> _SET TASK_
Transcribe the full listing exactly, and drop every picture.

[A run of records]
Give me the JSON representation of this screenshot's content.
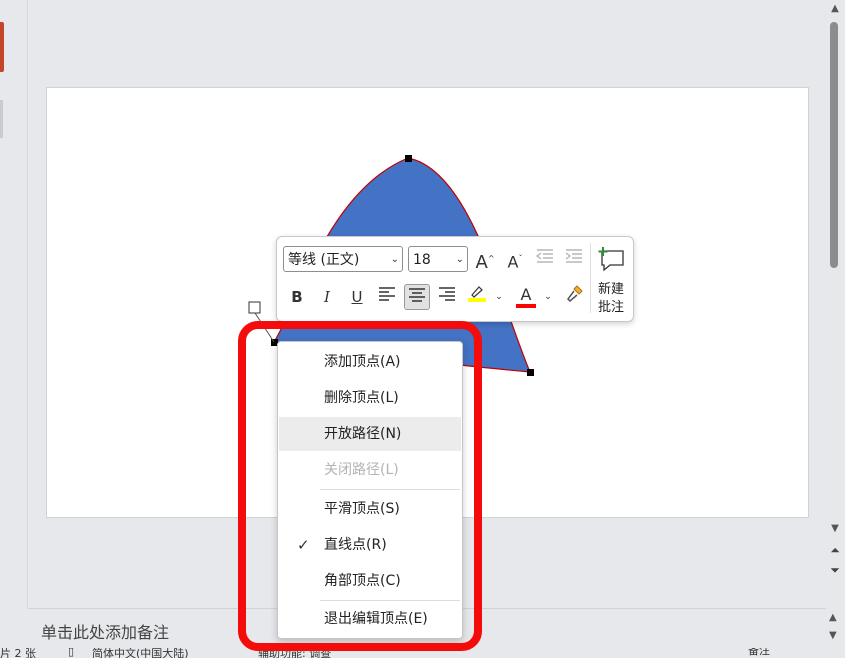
{
  "colors": {
    "shape_fill": "#4472c4",
    "shape_outline": "#c00000",
    "highlight_border": "#f40c0c",
    "highlighter_yellow": "#ffff00",
    "font_color_red": "#ff0000",
    "scroll_thumb": "#8a8c8f"
  },
  "mini_toolbar": {
    "font_name": "等线 (正文)",
    "font_size": "18",
    "icons": [
      "grow-font-icon",
      "shrink-font-icon",
      "decrease-indent-icon",
      "increase-indent-icon",
      "bold-icon",
      "italic-icon",
      "underline-icon",
      "align-left-icon",
      "align-center-icon",
      "align-right-icon",
      "highlight-color-icon",
      "font-color-icon",
      "format-painter-icon",
      "new-comment-icon"
    ],
    "bold_label": "B",
    "italic_label": "I",
    "underline_label": "U",
    "font_color_label": "A",
    "new_comment_line1": "新建",
    "new_comment_line2": "批注"
  },
  "context_menu": {
    "items": [
      {
        "label": "添加顶点(A)",
        "state": "normal"
      },
      {
        "label": "删除顶点(L)",
        "state": "normal"
      },
      {
        "label": "开放路径(N)",
        "state": "hover"
      },
      {
        "label": "关闭路径(L)",
        "state": "disabled"
      },
      {
        "label": "平滑顶点(S)",
        "state": "normal"
      },
      {
        "label": "直线点(R)",
        "state": "checked"
      },
      {
        "label": "角部顶点(C)",
        "state": "normal"
      },
      {
        "label": "退出编辑顶点(E)",
        "state": "normal"
      }
    ]
  },
  "notes": {
    "placeholder": "单击此处添加备注"
  },
  "status_bar": {
    "slide_count": "片 2 张",
    "language": "简体中文(中国大陆)",
    "accessibility": "辅助功能: 调查",
    "notes_button": "备注"
  }
}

> _OUTPUT BELOW_
Give me the JSON representation of this screenshot's content.
{
  "colors": {
    "shape_fill": "#4472c4",
    "shape_outline": "#c00000",
    "highlight_border": "#f40c0c",
    "highlighter_yellow": "#ffff00",
    "font_color_red": "#ff0000",
    "scroll_thumb": "#8a8c8f"
  },
  "mini_toolbar": {
    "font_name": "等线 (正文)",
    "font_size": "18",
    "icons": [
      "grow-font-icon",
      "shrink-font-icon",
      "decrease-indent-icon",
      "increase-indent-icon",
      "bold-icon",
      "italic-icon",
      "underline-icon",
      "align-left-icon",
      "align-center-icon",
      "align-right-icon",
      "highlight-color-icon",
      "font-color-icon",
      "format-painter-icon",
      "new-comment-icon"
    ],
    "bold_label": "B",
    "italic_label": "I",
    "underline_label": "U",
    "font_color_label": "A",
    "new_comment_line1": "新建",
    "new_comment_line2": "批注"
  },
  "context_menu": {
    "items": [
      {
        "label": "添加顶点(A)",
        "state": "normal"
      },
      {
        "label": "删除顶点(L)",
        "state": "normal"
      },
      {
        "label": "开放路径(N)",
        "state": "hover"
      },
      {
        "label": "关闭路径(L)",
        "state": "disabled"
      },
      {
        "label": "平滑顶点(S)",
        "state": "normal"
      },
      {
        "label": "直线点(R)",
        "state": "checked"
      },
      {
        "label": "角部顶点(C)",
        "state": "normal"
      },
      {
        "label": "退出编辑顶点(E)",
        "state": "normal"
      }
    ]
  },
  "notes": {
    "placeholder": "单击此处添加备注"
  },
  "status_bar": {
    "slide_count": "片 2 张",
    "language": "简体中文(中国大陆)",
    "accessibility": "辅助功能: 调查",
    "notes_button": "备注"
  }
}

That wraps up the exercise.